***** Task material

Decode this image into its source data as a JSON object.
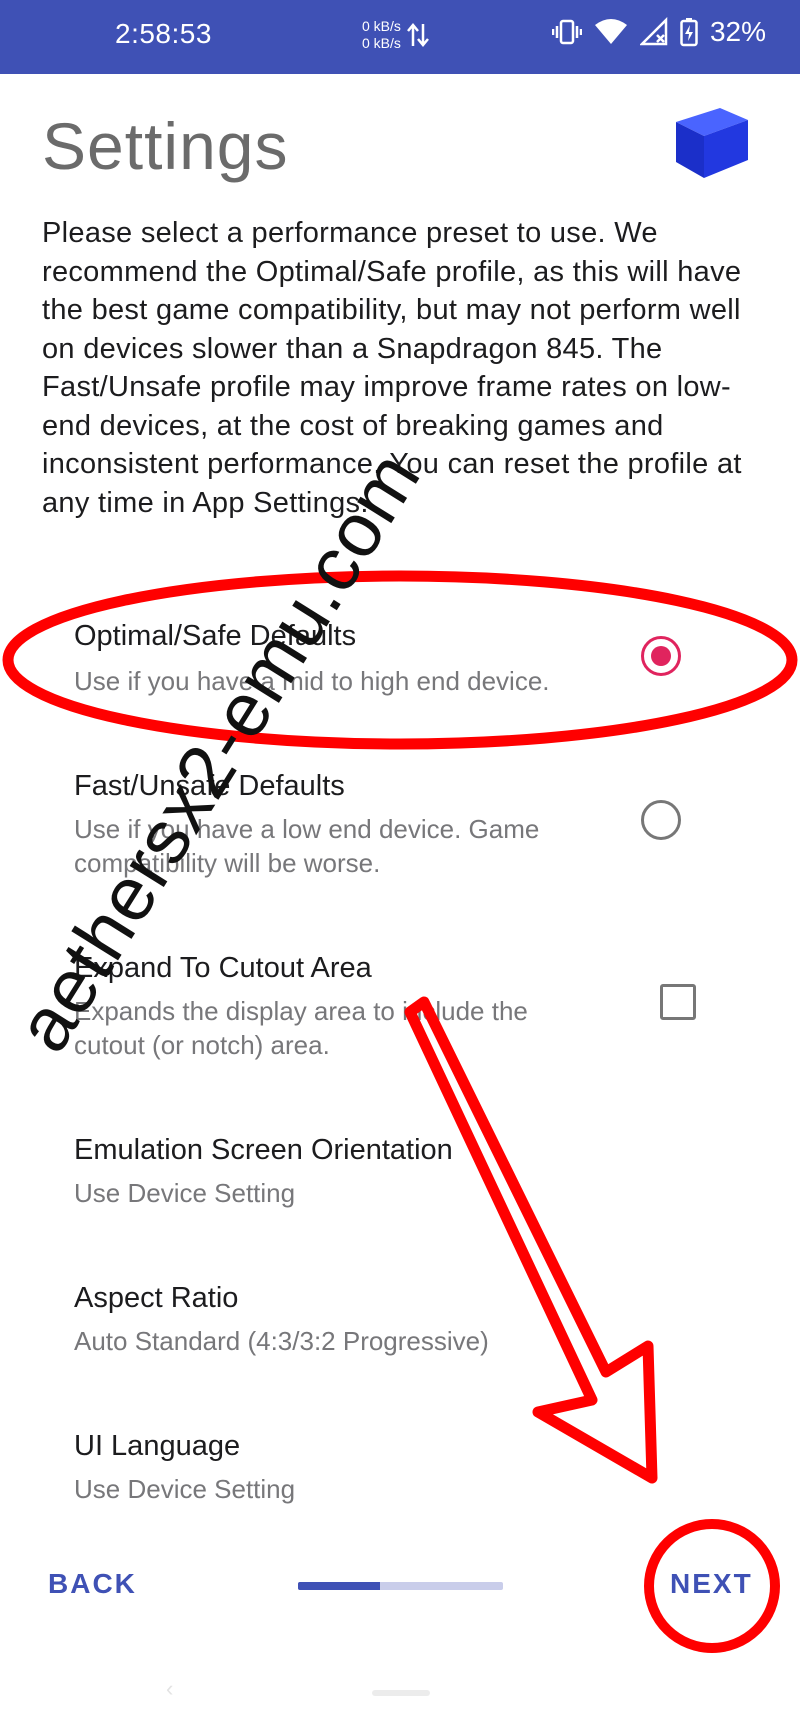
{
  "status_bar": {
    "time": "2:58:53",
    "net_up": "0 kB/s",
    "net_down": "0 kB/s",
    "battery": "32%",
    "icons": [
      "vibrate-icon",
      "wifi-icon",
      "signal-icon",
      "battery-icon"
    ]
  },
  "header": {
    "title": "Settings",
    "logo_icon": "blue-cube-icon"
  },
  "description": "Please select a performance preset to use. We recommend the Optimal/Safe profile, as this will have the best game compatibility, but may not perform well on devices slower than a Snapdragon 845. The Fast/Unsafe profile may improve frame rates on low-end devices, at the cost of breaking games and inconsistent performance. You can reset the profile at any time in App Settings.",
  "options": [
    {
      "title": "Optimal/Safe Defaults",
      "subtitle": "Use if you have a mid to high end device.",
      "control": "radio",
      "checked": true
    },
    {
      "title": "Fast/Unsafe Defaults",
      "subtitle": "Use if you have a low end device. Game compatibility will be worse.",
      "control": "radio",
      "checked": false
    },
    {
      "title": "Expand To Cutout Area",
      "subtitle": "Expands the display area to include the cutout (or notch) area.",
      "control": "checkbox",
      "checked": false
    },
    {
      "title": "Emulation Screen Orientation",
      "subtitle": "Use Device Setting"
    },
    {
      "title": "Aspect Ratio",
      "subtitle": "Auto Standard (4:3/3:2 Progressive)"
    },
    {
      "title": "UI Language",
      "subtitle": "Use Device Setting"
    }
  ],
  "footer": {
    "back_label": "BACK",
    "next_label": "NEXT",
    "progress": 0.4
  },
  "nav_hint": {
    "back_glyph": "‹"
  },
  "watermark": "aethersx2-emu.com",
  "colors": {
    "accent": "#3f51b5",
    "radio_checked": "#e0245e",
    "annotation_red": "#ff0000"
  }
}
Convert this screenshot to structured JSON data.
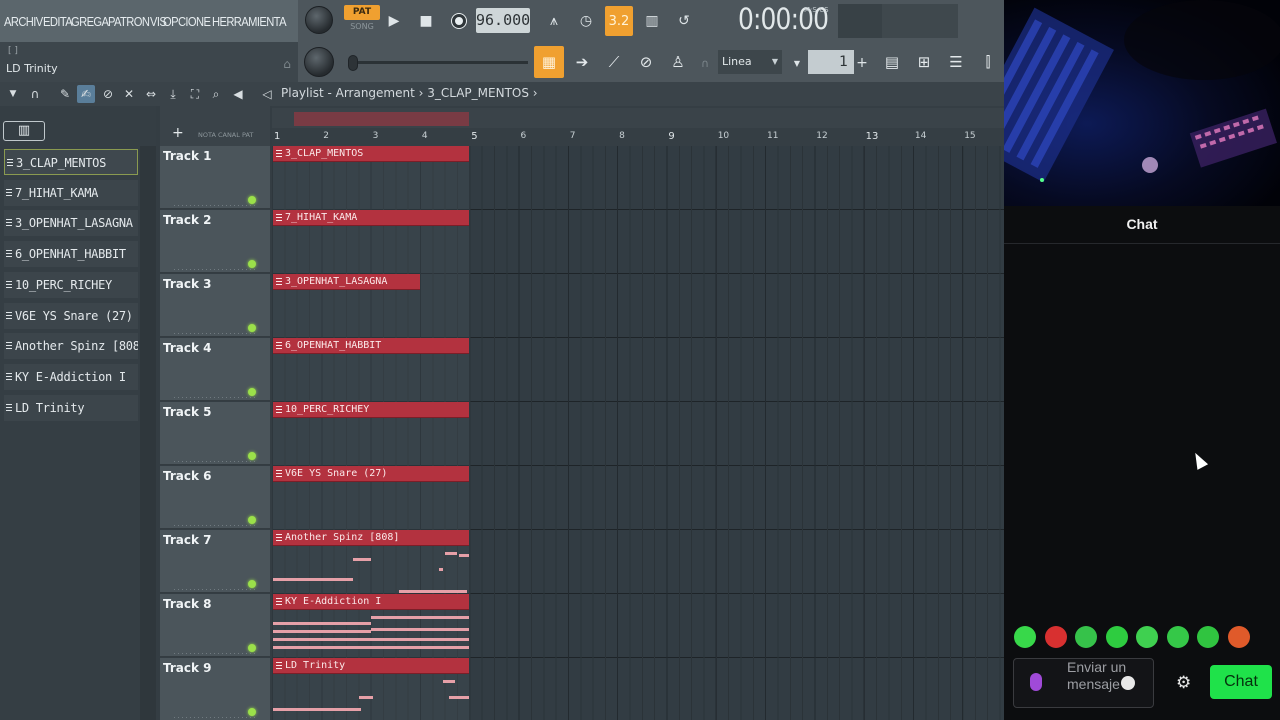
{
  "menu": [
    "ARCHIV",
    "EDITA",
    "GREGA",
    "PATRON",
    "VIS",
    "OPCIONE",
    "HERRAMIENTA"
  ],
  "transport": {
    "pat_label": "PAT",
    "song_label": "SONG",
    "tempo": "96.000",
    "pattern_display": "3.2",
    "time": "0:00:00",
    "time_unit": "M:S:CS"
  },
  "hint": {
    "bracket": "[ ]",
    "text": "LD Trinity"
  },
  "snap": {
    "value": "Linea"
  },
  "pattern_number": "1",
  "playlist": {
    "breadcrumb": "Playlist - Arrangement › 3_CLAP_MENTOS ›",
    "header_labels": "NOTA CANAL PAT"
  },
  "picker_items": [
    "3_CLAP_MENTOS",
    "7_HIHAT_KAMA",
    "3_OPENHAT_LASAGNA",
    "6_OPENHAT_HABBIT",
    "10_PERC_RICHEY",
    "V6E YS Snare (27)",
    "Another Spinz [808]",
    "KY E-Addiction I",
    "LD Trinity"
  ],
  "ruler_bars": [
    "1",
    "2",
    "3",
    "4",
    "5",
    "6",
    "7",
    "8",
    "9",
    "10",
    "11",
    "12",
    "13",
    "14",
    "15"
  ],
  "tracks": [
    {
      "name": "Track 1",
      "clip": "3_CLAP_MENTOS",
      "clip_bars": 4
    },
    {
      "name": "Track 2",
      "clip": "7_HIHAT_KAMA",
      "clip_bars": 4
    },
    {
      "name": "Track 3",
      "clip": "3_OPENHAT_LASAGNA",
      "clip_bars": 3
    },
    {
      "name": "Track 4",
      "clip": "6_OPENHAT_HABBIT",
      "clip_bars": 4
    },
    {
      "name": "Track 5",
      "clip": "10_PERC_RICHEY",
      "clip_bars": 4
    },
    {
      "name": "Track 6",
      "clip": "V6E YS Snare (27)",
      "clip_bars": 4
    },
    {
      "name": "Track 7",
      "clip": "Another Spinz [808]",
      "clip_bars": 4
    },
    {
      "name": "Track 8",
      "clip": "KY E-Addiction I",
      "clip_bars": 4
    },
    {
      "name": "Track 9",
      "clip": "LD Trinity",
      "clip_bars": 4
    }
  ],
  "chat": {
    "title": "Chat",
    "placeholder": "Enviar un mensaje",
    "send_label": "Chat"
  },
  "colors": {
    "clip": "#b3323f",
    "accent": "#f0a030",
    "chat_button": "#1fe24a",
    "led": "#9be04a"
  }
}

**********

Task statement: The data above needs to be retyped exactly, with the images left out.

Output of the exercise:
Decode this image into its source data as a JSON object.
{
  "status_bar": {
    "time": "2:58:53",
    "net_up": "0 kB/s",
    "net_down": "0 kB/s",
    "battery": "32%",
    "icons": [
      "vibrate-icon",
      "wifi-icon",
      "signal-icon",
      "battery-icon"
    ]
  },
  "header": {
    "title": "Settings",
    "logo_icon": "blue-cube-icon"
  },
  "description": "Please select a performance preset to use. We recommend the Optimal/Safe profile, as this will have the best game compatibility, but may not perform well on devices slower than a Snapdragon 845. The Fast/Unsafe profile may improve frame rates on low-end devices, at the cost of breaking games and inconsistent performance. You can reset the profile at any time in App Settings.",
  "options": [
    {
      "title": "Optimal/Safe Defaults",
      "subtitle": "Use if you have a mid to high end device.",
      "control": "radio",
      "checked": true
    },
    {
      "title": "Fast/Unsafe Defaults",
      "subtitle": "Use if you have a low end device. Game compatibility will be worse.",
      "control": "radio",
      "checked": false
    },
    {
      "title": "Expand To Cutout Area",
      "subtitle": "Expands the display area to include the cutout (or notch) area.",
      "control": "checkbox",
      "checked": false
    },
    {
      "title": "Emulation Screen Orientation",
      "subtitle": "Use Device Setting"
    },
    {
      "title": "Aspect Ratio",
      "subtitle": "Auto Standard (4:3/3:2 Progressive)"
    },
    {
      "title": "UI Language",
      "subtitle": "Use Device Setting"
    }
  ],
  "footer": {
    "back_label": "BACK",
    "next_label": "NEXT",
    "progress": 0.4
  },
  "nav_hint": {
    "back_glyph": "‹"
  },
  "watermark": "aethersx2-emu.com",
  "colors": {
    "accent": "#3f51b5",
    "radio_checked": "#e0245e",
    "annotation_red": "#ff0000"
  }
}
Convert this screenshot to structured JSON data.
{
  "menu": [
    "ARCHIV",
    "EDITA",
    "GREGA",
    "PATRON",
    "VIS",
    "OPCIONE",
    "HERRAMIENTA"
  ],
  "transport": {
    "pat_label": "PAT",
    "song_label": "SONG",
    "tempo": "96.000",
    "pattern_display": "3.2",
    "time": "0:00:00",
    "time_unit": "M:S:CS"
  },
  "hint": {
    "bracket": "[ ]",
    "text": "LD Trinity"
  },
  "snap": {
    "value": "Linea"
  },
  "pattern_number": "1",
  "playlist": {
    "breadcrumb": "Playlist - Arrangement › 3_CLAP_MENTOS ›",
    "header_labels": "NOTA CANAL PAT"
  },
  "picker_items": [
    "3_CLAP_MENTOS",
    "7_HIHAT_KAMA",
    "3_OPENHAT_LASAGNA",
    "6_OPENHAT_HABBIT",
    "10_PERC_RICHEY",
    "V6E YS Snare (27)",
    "Another Spinz [808]",
    "KY E-Addiction I",
    "LD Trinity"
  ],
  "ruler_bars": [
    "1",
    "2",
    "3",
    "4",
    "5",
    "6",
    "7",
    "8",
    "9",
    "10",
    "11",
    "12",
    "13",
    "14",
    "15"
  ],
  "tracks": [
    {
      "name": "Track 1",
      "clip": "3_CLAP_MENTOS",
      "clip_bars": 4
    },
    {
      "name": "Track 2",
      "clip": "7_HIHAT_KAMA",
      "clip_bars": 4
    },
    {
      "name": "Track 3",
      "clip": "3_OPENHAT_LASAGNA",
      "clip_bars": 3
    },
    {
      "name": "Track 4",
      "clip": "6_OPENHAT_HABBIT",
      "clip_bars": 4
    },
    {
      "name": "Track 5",
      "clip": "10_PERC_RICHEY",
      "clip_bars": 4
    },
    {
      "name": "Track 6",
      "clip": "V6E YS Snare (27)",
      "clip_bars": 4
    },
    {
      "name": "Track 7",
      "clip": "Another Spinz [808]",
      "clip_bars": 4
    },
    {
      "name": "Track 8",
      "clip": "KY E-Addiction I",
      "clip_bars": 4
    },
    {
      "name": "Track 9",
      "clip": "LD Trinity",
      "clip_bars": 4
    }
  ],
  "chat": {
    "title": "Chat",
    "placeholder": "Enviar un mensaje",
    "send_label": "Chat"
  },
  "colors": {
    "clip": "#b3323f",
    "accent": "#f0a030",
    "chat_button": "#1fe24a",
    "led": "#9be04a"
  }
}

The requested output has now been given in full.